WHAT YOU ARE ASKED TO DO:
Copy out each line of the material below with no changes.

INFORMATION SUPPLIED:

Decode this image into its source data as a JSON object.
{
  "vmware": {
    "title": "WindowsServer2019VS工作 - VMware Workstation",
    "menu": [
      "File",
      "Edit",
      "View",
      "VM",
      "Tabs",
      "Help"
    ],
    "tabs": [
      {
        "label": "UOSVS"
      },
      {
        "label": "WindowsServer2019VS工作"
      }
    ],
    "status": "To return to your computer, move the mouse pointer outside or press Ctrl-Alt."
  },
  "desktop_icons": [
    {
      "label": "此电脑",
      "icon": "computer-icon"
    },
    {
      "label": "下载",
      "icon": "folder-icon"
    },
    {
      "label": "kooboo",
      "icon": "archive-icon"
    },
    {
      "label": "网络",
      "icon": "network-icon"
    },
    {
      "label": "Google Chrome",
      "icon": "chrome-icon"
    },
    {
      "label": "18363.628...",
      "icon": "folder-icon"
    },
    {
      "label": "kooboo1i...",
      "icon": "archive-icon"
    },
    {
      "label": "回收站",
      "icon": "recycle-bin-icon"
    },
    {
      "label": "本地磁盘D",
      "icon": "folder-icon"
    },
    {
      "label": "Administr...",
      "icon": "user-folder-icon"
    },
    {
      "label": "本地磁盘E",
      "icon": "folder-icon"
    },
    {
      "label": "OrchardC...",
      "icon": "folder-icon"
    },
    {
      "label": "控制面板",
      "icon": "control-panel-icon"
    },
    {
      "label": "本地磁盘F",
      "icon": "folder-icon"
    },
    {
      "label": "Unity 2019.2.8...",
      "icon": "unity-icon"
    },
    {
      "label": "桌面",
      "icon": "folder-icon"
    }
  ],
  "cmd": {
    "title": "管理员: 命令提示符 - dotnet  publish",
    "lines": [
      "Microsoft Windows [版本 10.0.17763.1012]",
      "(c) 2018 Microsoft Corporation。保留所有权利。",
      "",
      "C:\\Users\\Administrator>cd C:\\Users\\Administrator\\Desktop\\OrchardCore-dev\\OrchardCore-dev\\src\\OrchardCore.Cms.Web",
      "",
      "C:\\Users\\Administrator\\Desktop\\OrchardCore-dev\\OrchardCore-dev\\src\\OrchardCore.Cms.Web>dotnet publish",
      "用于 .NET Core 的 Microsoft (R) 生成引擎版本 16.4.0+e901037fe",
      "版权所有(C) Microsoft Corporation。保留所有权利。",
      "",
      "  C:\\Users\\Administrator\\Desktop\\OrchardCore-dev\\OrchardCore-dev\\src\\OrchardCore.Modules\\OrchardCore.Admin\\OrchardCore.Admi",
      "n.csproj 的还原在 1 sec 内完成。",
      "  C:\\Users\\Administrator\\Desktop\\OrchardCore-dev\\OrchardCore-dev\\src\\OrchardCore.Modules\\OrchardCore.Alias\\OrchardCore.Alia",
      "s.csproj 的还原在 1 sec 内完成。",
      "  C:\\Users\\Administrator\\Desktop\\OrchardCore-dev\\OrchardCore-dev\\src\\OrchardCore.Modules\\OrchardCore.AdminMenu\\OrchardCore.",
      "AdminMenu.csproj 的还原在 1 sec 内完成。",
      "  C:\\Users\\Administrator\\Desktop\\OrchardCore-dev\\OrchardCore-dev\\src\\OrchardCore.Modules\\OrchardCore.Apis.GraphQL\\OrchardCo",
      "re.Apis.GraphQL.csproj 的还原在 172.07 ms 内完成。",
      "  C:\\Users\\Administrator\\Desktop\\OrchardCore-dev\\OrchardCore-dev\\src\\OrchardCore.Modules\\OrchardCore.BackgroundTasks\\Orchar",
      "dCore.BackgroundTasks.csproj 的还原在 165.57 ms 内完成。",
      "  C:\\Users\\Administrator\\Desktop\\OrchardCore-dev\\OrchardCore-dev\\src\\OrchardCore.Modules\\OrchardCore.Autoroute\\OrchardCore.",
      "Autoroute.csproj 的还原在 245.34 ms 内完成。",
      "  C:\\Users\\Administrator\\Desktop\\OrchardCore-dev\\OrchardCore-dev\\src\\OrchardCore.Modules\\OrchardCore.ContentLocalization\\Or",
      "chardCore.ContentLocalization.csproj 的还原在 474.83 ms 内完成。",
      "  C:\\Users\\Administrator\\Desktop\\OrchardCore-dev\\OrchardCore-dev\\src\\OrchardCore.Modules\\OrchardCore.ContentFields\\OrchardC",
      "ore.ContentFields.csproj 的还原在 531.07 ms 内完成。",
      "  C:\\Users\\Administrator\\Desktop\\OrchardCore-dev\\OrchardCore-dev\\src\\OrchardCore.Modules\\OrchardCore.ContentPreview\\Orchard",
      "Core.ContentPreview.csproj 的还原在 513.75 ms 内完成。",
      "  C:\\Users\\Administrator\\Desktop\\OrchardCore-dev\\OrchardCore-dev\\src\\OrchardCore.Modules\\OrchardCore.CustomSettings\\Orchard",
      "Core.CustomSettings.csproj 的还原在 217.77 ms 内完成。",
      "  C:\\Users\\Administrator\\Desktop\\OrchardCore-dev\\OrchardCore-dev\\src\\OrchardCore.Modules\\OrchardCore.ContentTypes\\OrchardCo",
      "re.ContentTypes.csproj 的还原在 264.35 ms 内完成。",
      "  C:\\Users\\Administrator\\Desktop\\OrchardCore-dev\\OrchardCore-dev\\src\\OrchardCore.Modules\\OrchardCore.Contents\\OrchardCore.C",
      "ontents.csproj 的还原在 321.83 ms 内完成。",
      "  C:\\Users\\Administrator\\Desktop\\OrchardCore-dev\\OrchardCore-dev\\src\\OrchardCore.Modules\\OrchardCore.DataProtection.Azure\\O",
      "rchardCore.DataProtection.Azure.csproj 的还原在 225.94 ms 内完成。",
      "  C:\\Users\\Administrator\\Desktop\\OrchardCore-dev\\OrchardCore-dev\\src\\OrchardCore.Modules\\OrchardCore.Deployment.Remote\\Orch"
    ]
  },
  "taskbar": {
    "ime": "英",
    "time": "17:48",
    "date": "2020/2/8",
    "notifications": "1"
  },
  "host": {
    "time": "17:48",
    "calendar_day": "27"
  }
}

SOLUTION:
Decode this image into its source data as a JSON object.
{
  "vmware": {
    "title": "WindowsServer2019VS工作 - VMware Workstation",
    "menu": [
      "File",
      "Edit",
      "View",
      "VM",
      "Tabs",
      "Help"
    ],
    "tabs": [
      {
        "label": "UOSVS"
      },
      {
        "label": "WindowsServer2019VS工作"
      }
    ],
    "status": "To return to your computer, move the mouse pointer outside or press Ctrl-Alt."
  },
  "desktop_icons": [
    {
      "label": "此电脑",
      "icon": "computer-icon"
    },
    {
      "label": "下载",
      "icon": "folder-icon"
    },
    {
      "label": "kooboo",
      "icon": "archive-icon"
    },
    {
      "label": "网络",
      "icon": "network-icon"
    },
    {
      "label": "Google Chrome",
      "icon": "chrome-icon"
    },
    {
      "label": "18363.628...",
      "icon": "folder-icon"
    },
    {
      "label": "kooboo1i...",
      "icon": "archive-icon"
    },
    {
      "label": "回收站",
      "icon": "recycle-bin-icon"
    },
    {
      "label": "本地磁盘D",
      "icon": "folder-icon"
    },
    {
      "label": "Administr...",
      "icon": "user-folder-icon"
    },
    {
      "label": "本地磁盘E",
      "icon": "folder-icon"
    },
    {
      "label": "OrchardC...",
      "icon": "folder-icon"
    },
    {
      "label": "控制面板",
      "icon": "control-panel-icon"
    },
    {
      "label": "本地磁盘F",
      "icon": "folder-icon"
    },
    {
      "label": "Unity 2019.2.8...",
      "icon": "unity-icon"
    },
    {
      "label": "桌面",
      "icon": "folder-icon"
    }
  ],
  "cmd": {
    "title": "管理员: 命令提示符 - dotnet  publish",
    "lines": [
      "Microsoft Windows [版本 10.0.17763.1012]",
      "(c) 2018 Microsoft Corporation。保留所有权利。",
      "",
      "C:\\Users\\Administrator>cd C:\\Users\\Administrator\\Desktop\\OrchardCore-dev\\OrchardCore-dev\\src\\OrchardCore.Cms.Web",
      "",
      "C:\\Users\\Administrator\\Desktop\\OrchardCore-dev\\OrchardCore-dev\\src\\OrchardCore.Cms.Web>dotnet publish",
      "用于 .NET Core 的 Microsoft (R) 生成引擎版本 16.4.0+e901037fe",
      "版权所有(C) Microsoft Corporation。保留所有权利。",
      "",
      "  C:\\Users\\Administrator\\Desktop\\OrchardCore-dev\\OrchardCore-dev\\src\\OrchardCore.Modules\\OrchardCore.Admin\\OrchardCore.Admi",
      "n.csproj 的还原在 1 sec 内完成。",
      "  C:\\Users\\Administrator\\Desktop\\OrchardCore-dev\\OrchardCore-dev\\src\\OrchardCore.Modules\\OrchardCore.Alias\\OrchardCore.Alia",
      "s.csproj 的还原在 1 sec 内完成。",
      "  C:\\Users\\Administrator\\Desktop\\OrchardCore-dev\\OrchardCore-dev\\src\\OrchardCore.Modules\\OrchardCore.AdminMenu\\OrchardCore.",
      "AdminMenu.csproj 的还原在 1 sec 内完成。",
      "  C:\\Users\\Administrator\\Desktop\\OrchardCore-dev\\OrchardCore-dev\\src\\OrchardCore.Modules\\OrchardCore.Apis.GraphQL\\OrchardCo",
      "re.Apis.GraphQL.csproj 的还原在 172.07 ms 内完成。",
      "  C:\\Users\\Administrator\\Desktop\\OrchardCore-dev\\OrchardCore-dev\\src\\OrchardCore.Modules\\OrchardCore.BackgroundTasks\\Orchar",
      "dCore.BackgroundTasks.csproj 的还原在 165.57 ms 内完成。",
      "  C:\\Users\\Administrator\\Desktop\\OrchardCore-dev\\OrchardCore-dev\\src\\OrchardCore.Modules\\OrchardCore.Autoroute\\OrchardCore.",
      "Autoroute.csproj 的还原在 245.34 ms 内完成。",
      "  C:\\Users\\Administrator\\Desktop\\OrchardCore-dev\\OrchardCore-dev\\src\\OrchardCore.Modules\\OrchardCore.ContentLocalization\\Or",
      "chardCore.ContentLocalization.csproj 的还原在 474.83 ms 内完成。",
      "  C:\\Users\\Administrator\\Desktop\\OrchardCore-dev\\OrchardCore-dev\\src\\OrchardCore.Modules\\OrchardCore.ContentFields\\OrchardC",
      "ore.ContentFields.csproj 的还原在 531.07 ms 内完成。",
      "  C:\\Users\\Administrator\\Desktop\\OrchardCore-dev\\OrchardCore-dev\\src\\OrchardCore.Modules\\OrchardCore.ContentPreview\\Orchard",
      "Core.ContentPreview.csproj 的还原在 513.75 ms 内完成。",
      "  C:\\Users\\Administrator\\Desktop\\OrchardCore-dev\\OrchardCore-dev\\src\\OrchardCore.Modules\\OrchardCore.CustomSettings\\Orchard",
      "Core.CustomSettings.csproj 的还原在 217.77 ms 内完成。",
      "  C:\\Users\\Administrator\\Desktop\\OrchardCore-dev\\OrchardCore-dev\\src\\OrchardCore.Modules\\OrchardCore.ContentTypes\\OrchardCo",
      "re.ContentTypes.csproj 的还原在 264.35 ms 内完成。",
      "  C:\\Users\\Administrator\\Desktop\\OrchardCore-dev\\OrchardCore-dev\\src\\OrchardCore.Modules\\OrchardCore.Contents\\OrchardCore.C",
      "ontents.csproj 的还原在 321.83 ms 内完成。",
      "  C:\\Users\\Administrator\\Desktop\\OrchardCore-dev\\OrchardCore-dev\\src\\OrchardCore.Modules\\OrchardCore.DataProtection.Azure\\O",
      "rchardCore.DataProtection.Azure.csproj 的还原在 225.94 ms 内完成。",
      "  C:\\Users\\Administrator\\Desktop\\OrchardCore-dev\\OrchardCore-dev\\src\\OrchardCore.Modules\\OrchardCore.Deployment.Remote\\Orch"
    ]
  },
  "taskbar": {
    "ime": "英",
    "time": "17:48",
    "date": "2020/2/8",
    "notifications": "1"
  },
  "host": {
    "time": "17:48",
    "calendar_day": "27"
  }
}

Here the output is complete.